Exercise: Any pictures in the records below should be skipped; write out everything else exactly.
------------------------
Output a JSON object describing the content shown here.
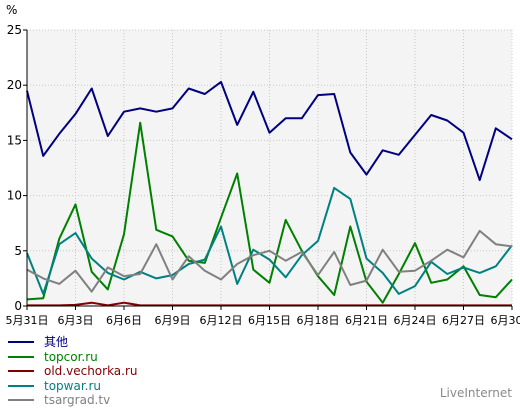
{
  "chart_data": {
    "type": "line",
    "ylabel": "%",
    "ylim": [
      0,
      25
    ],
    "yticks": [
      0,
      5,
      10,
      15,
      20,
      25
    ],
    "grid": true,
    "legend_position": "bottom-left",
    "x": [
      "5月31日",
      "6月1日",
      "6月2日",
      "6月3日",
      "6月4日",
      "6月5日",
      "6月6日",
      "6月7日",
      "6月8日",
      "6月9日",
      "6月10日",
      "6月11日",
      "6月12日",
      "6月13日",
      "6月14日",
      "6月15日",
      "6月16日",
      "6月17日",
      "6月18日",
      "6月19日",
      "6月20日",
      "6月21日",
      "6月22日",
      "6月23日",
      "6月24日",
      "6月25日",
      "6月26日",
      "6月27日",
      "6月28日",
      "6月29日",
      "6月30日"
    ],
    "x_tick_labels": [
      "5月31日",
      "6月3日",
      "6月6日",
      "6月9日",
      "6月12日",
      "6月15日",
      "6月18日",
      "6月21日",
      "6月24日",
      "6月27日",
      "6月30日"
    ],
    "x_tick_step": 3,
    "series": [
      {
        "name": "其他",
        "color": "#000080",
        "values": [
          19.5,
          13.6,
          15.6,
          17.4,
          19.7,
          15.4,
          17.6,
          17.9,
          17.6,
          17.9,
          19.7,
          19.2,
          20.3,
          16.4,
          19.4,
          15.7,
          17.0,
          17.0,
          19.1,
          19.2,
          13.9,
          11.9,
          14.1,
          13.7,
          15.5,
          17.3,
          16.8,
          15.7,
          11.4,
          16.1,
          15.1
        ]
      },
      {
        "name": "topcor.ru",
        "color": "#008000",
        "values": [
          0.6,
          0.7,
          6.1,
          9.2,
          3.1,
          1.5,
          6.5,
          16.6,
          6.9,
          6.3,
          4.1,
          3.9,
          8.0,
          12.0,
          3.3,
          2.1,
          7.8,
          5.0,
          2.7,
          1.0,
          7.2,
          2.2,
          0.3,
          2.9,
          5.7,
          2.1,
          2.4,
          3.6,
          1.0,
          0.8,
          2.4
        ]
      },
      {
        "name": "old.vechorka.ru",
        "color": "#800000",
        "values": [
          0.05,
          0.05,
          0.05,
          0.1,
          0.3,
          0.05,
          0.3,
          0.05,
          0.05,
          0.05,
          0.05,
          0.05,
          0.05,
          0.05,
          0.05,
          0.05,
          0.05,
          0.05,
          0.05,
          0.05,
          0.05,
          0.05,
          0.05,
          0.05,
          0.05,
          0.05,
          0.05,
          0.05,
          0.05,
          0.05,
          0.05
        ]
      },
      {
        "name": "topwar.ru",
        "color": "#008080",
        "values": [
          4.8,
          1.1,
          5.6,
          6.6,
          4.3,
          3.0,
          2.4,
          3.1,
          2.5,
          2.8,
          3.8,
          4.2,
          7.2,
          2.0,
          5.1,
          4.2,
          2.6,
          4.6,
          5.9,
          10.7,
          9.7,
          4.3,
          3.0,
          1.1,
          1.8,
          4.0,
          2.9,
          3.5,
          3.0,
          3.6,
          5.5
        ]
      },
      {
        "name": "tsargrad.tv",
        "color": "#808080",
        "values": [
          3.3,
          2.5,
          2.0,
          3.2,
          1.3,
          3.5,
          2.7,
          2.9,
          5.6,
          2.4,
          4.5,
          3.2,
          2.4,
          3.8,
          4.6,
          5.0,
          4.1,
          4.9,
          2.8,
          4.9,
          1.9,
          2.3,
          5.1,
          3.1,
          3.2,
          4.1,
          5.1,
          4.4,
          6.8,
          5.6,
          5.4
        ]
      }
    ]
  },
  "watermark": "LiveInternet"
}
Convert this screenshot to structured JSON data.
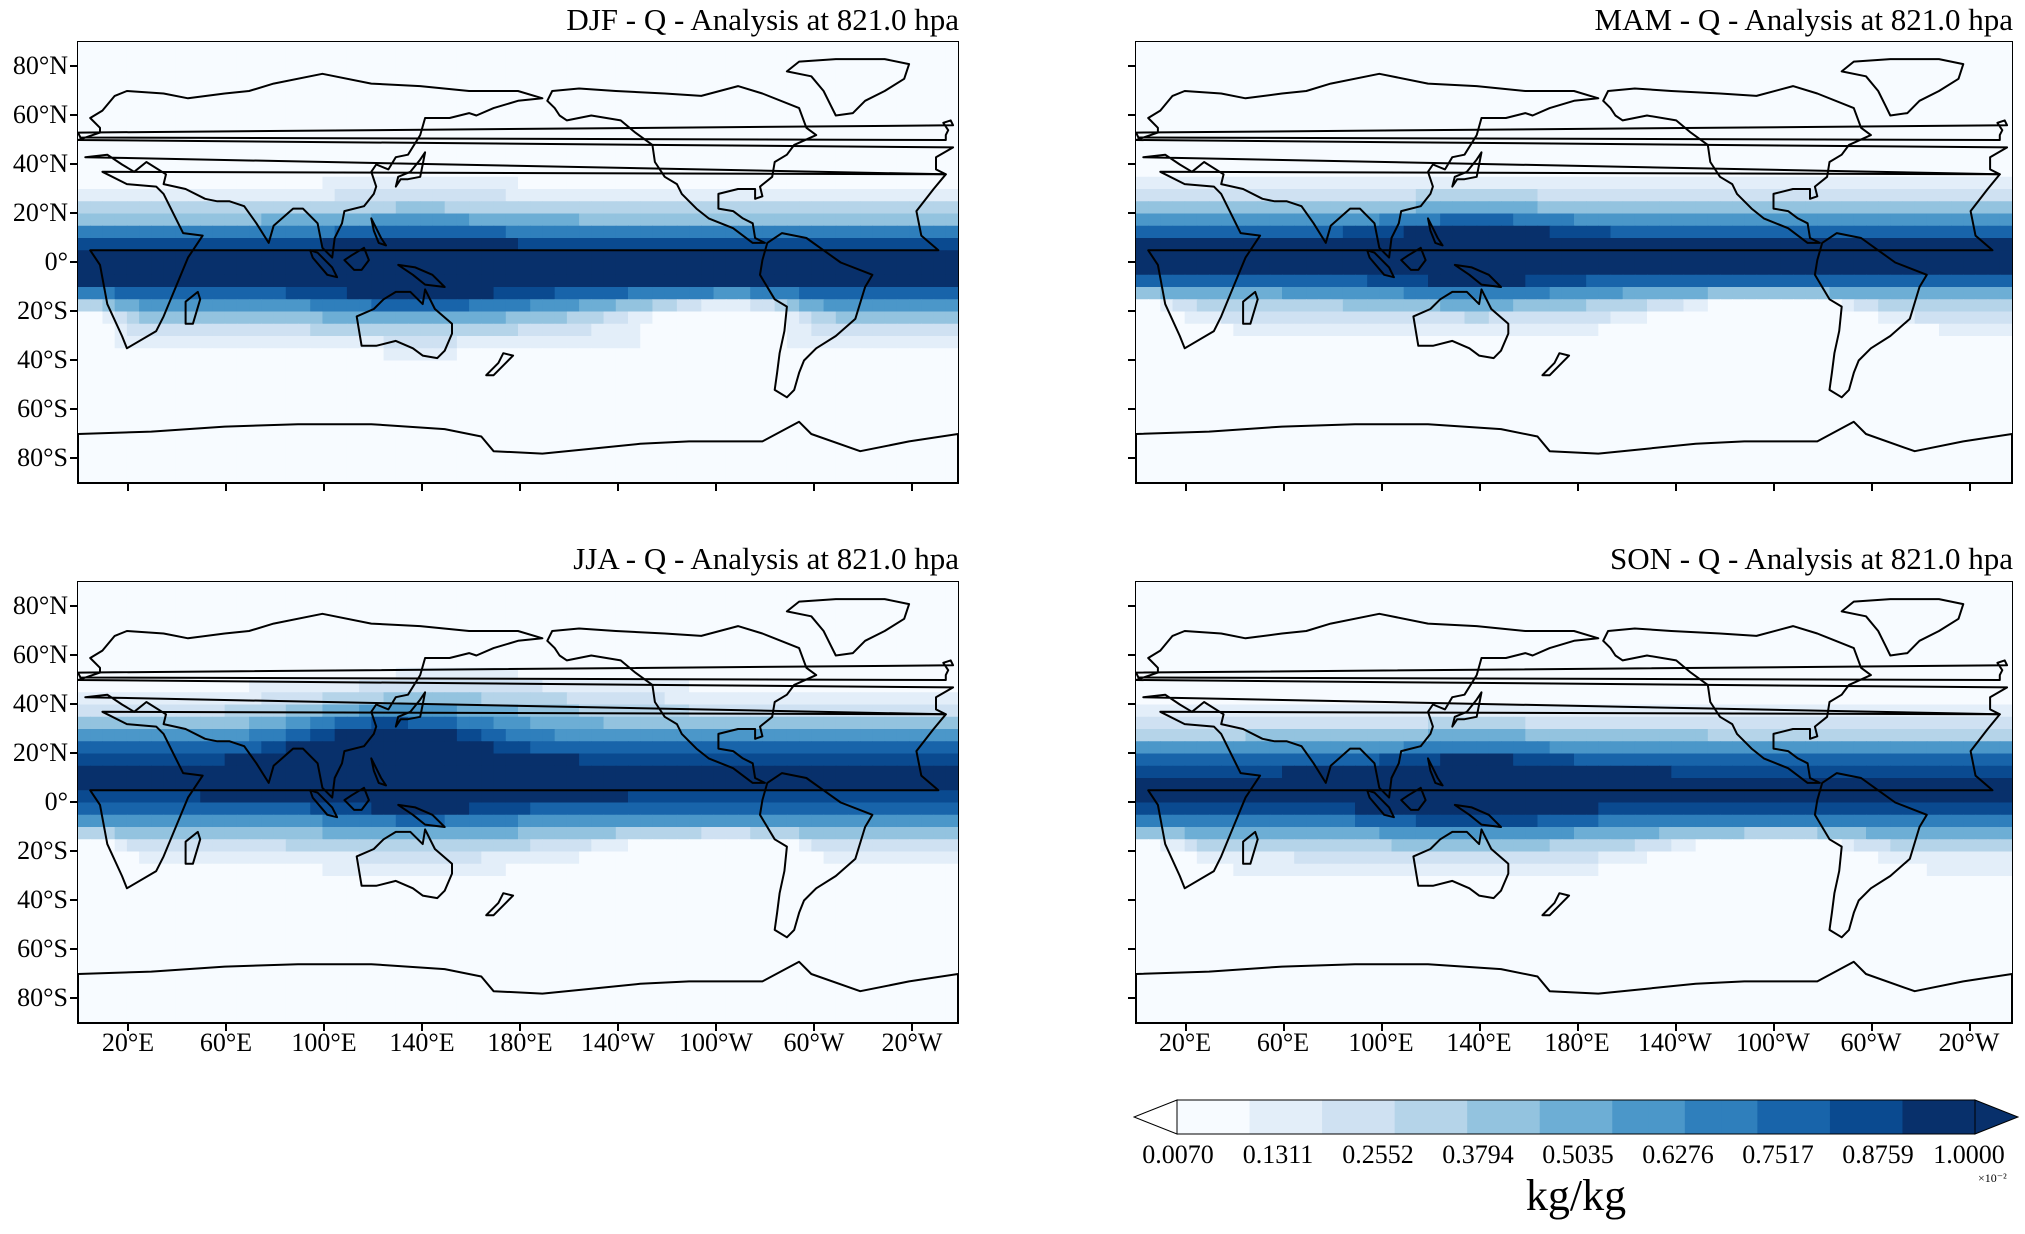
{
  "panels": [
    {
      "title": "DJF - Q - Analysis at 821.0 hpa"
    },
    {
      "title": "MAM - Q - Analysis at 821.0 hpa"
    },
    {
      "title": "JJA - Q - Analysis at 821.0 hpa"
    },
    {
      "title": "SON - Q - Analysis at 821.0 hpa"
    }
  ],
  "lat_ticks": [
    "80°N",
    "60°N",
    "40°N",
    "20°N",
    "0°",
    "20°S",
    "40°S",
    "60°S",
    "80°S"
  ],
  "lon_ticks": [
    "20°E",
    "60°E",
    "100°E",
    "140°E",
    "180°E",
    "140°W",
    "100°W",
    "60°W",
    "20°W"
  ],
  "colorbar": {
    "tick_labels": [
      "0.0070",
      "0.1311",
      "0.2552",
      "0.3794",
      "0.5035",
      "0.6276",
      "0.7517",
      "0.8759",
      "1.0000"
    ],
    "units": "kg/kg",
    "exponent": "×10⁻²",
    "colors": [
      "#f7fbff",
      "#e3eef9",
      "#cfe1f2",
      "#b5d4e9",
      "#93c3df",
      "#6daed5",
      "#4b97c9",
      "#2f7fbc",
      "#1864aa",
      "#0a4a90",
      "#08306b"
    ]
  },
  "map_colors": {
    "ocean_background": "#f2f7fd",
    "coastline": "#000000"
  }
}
------------------------
Solution to this exercise:
Output a JSON object describing the content shown here.
{
  "chart_data": {
    "type": "line",
    "ylabel": "%",
    "ylim": [
      0,
      25
    ],
    "yticks": [
      0,
      5,
      10,
      15,
      20,
      25
    ],
    "grid": true,
    "legend_position": "bottom-left",
    "x": [
      "5月31日",
      "6月1日",
      "6月2日",
      "6月3日",
      "6月4日",
      "6月5日",
      "6月6日",
      "6月7日",
      "6月8日",
      "6月9日",
      "6月10日",
      "6月11日",
      "6月12日",
      "6月13日",
      "6月14日",
      "6月15日",
      "6月16日",
      "6月17日",
      "6月18日",
      "6月19日",
      "6月20日",
      "6月21日",
      "6月22日",
      "6月23日",
      "6月24日",
      "6月25日",
      "6月26日",
      "6月27日",
      "6月28日",
      "6月29日",
      "6月30日"
    ],
    "x_tick_labels": [
      "5月31日",
      "6月3日",
      "6月6日",
      "6月9日",
      "6月12日",
      "6月15日",
      "6月18日",
      "6月21日",
      "6月24日",
      "6月27日",
      "6月30日"
    ],
    "x_tick_step": 3,
    "series": [
      {
        "name": "其他",
        "color": "#000080",
        "values": [
          19.5,
          13.6,
          15.6,
          17.4,
          19.7,
          15.4,
          17.6,
          17.9,
          17.6,
          17.9,
          19.7,
          19.2,
          20.3,
          16.4,
          19.4,
          15.7,
          17.0,
          17.0,
          19.1,
          19.2,
          13.9,
          11.9,
          14.1,
          13.7,
          15.5,
          17.3,
          16.8,
          15.7,
          11.4,
          16.1,
          15.1
        ]
      },
      {
        "name": "topcor.ru",
        "color": "#008000",
        "values": [
          0.6,
          0.7,
          6.1,
          9.2,
          3.1,
          1.5,
          6.5,
          16.6,
          6.9,
          6.3,
          4.1,
          3.9,
          8.0,
          12.0,
          3.3,
          2.1,
          7.8,
          5.0,
          2.7,
          1.0,
          7.2,
          2.2,
          0.3,
          2.9,
          5.7,
          2.1,
          2.4,
          3.6,
          1.0,
          0.8,
          2.4
        ]
      },
      {
        "name": "old.vechorka.ru",
        "color": "#800000",
        "values": [
          0.05,
          0.05,
          0.05,
          0.1,
          0.3,
          0.05,
          0.3,
          0.05,
          0.05,
          0.05,
          0.05,
          0.05,
          0.05,
          0.05,
          0.05,
          0.05,
          0.05,
          0.05,
          0.05,
          0.05,
          0.05,
          0.05,
          0.05,
          0.05,
          0.05,
          0.05,
          0.05,
          0.05,
          0.05,
          0.05,
          0.05
        ]
      },
      {
        "name": "topwar.ru",
        "color": "#008080",
        "values": [
          4.8,
          1.1,
          5.6,
          6.6,
          4.3,
          3.0,
          2.4,
          3.1,
          2.5,
          2.8,
          3.8,
          4.2,
          7.2,
          2.0,
          5.1,
          4.2,
          2.6,
          4.6,
          5.9,
          10.7,
          9.7,
          4.3,
          3.0,
          1.1,
          1.8,
          4.0,
          2.9,
          3.5,
          3.0,
          3.6,
          5.5
        ]
      },
      {
        "name": "tsargrad.tv",
        "color": "#808080",
        "values": [
          3.3,
          2.5,
          2.0,
          3.2,
          1.3,
          3.5,
          2.7,
          2.9,
          5.6,
          2.4,
          4.5,
          3.2,
          2.4,
          3.8,
          4.6,
          5.0,
          4.1,
          4.9,
          2.8,
          4.9,
          1.9,
          2.3,
          5.1,
          3.1,
          3.2,
          4.1,
          5.1,
          4.4,
          6.8,
          5.6,
          5.4
        ]
      }
    ]
  },
  "watermark": "LiveInternet"
}
Convert this screenshot to structured JSON data.
{
  "panels": [
    {
      "title": "DJF - Q - Analysis at 821.0 hpa"
    },
    {
      "title": "MAM - Q - Analysis at 821.0 hpa"
    },
    {
      "title": "JJA - Q - Analysis at 821.0 hpa"
    },
    {
      "title": "SON - Q - Analysis at 821.0 hpa"
    }
  ],
  "lat_ticks": [
    "80°N",
    "60°N",
    "40°N",
    "20°N",
    "0°",
    "20°S",
    "40°S",
    "60°S",
    "80°S"
  ],
  "lon_ticks": [
    "20°E",
    "60°E",
    "100°E",
    "140°E",
    "180°E",
    "140°W",
    "100°W",
    "60°W",
    "20°W"
  ],
  "colorbar": {
    "tick_labels": [
      "0.0070",
      "0.1311",
      "0.2552",
      "0.3794",
      "0.5035",
      "0.6276",
      "0.7517",
      "0.8759",
      "1.0000"
    ],
    "units": "kg/kg",
    "exponent": "×10⁻²",
    "colors": [
      "#f7fbff",
      "#e3eef9",
      "#cfe1f2",
      "#b5d4e9",
      "#93c3df",
      "#6daed5",
      "#4b97c9",
      "#2f7fbc",
      "#1864aa",
      "#0a4a90",
      "#08306b"
    ]
  },
  "map_colors": {
    "ocean_background": "#f2f7fd",
    "coastline": "#000000"
  }
}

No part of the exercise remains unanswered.